Dataset rows =>

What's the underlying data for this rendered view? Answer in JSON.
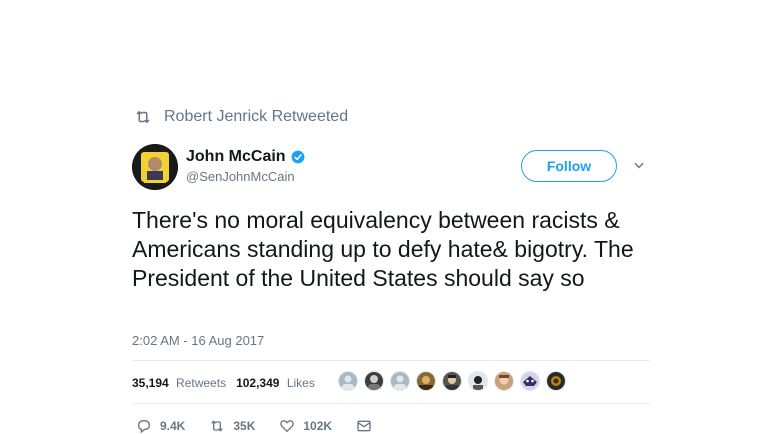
{
  "retweet_context": {
    "label": "Robert Jenrick Retweeted",
    "icon": "retweet-icon"
  },
  "author": {
    "name": "John McCain",
    "handle": "@SenJohnMcCain",
    "verified": true,
    "verified_color": "#1da1f2"
  },
  "follow_button": {
    "label": "Follow"
  },
  "tweet": {
    "text": "There's no moral equivalency between racists & Americans standing up to defy hate& bigotry. The President of the United States should say so",
    "timestamp": "2:02 AM - 16 Aug 2017"
  },
  "stats": {
    "retweets_count": "35,194",
    "retweets_label": "Retweets",
    "likes_count": "102,349",
    "likes_label": "Likes"
  },
  "actions": {
    "reply_count": "9.4K",
    "retweet_count": "35K",
    "like_count": "102K"
  },
  "colors": {
    "accent": "#1da1f2",
    "secondary_text": "#657786",
    "divider": "#e6ecf0"
  }
}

Requirements => Could you reproduce every record above exactly, leaving out the pictures?

Result for this exercise =>
What's the underlying data for this rendered view? Answer in JSON.
{
  "retweet_context": {
    "label": "Robert Jenrick Retweeted",
    "icon": "retweet-icon"
  },
  "author": {
    "name": "John McCain",
    "handle": "@SenJohnMcCain",
    "verified": true,
    "verified_color": "#1da1f2"
  },
  "follow_button": {
    "label": "Follow"
  },
  "tweet": {
    "text": "There's no moral equivalency between racists & Americans standing up to defy hate& bigotry. The President of the United States should say so",
    "timestamp": "2:02 AM - 16 Aug 2017"
  },
  "stats": {
    "retweets_count": "35,194",
    "retweets_label": "Retweets",
    "likes_count": "102,349",
    "likes_label": "Likes"
  },
  "actions": {
    "reply_count": "9.4K",
    "retweet_count": "35K",
    "like_count": "102K"
  },
  "colors": {
    "accent": "#1da1f2",
    "secondary_text": "#657786",
    "divider": "#e6ecf0"
  }
}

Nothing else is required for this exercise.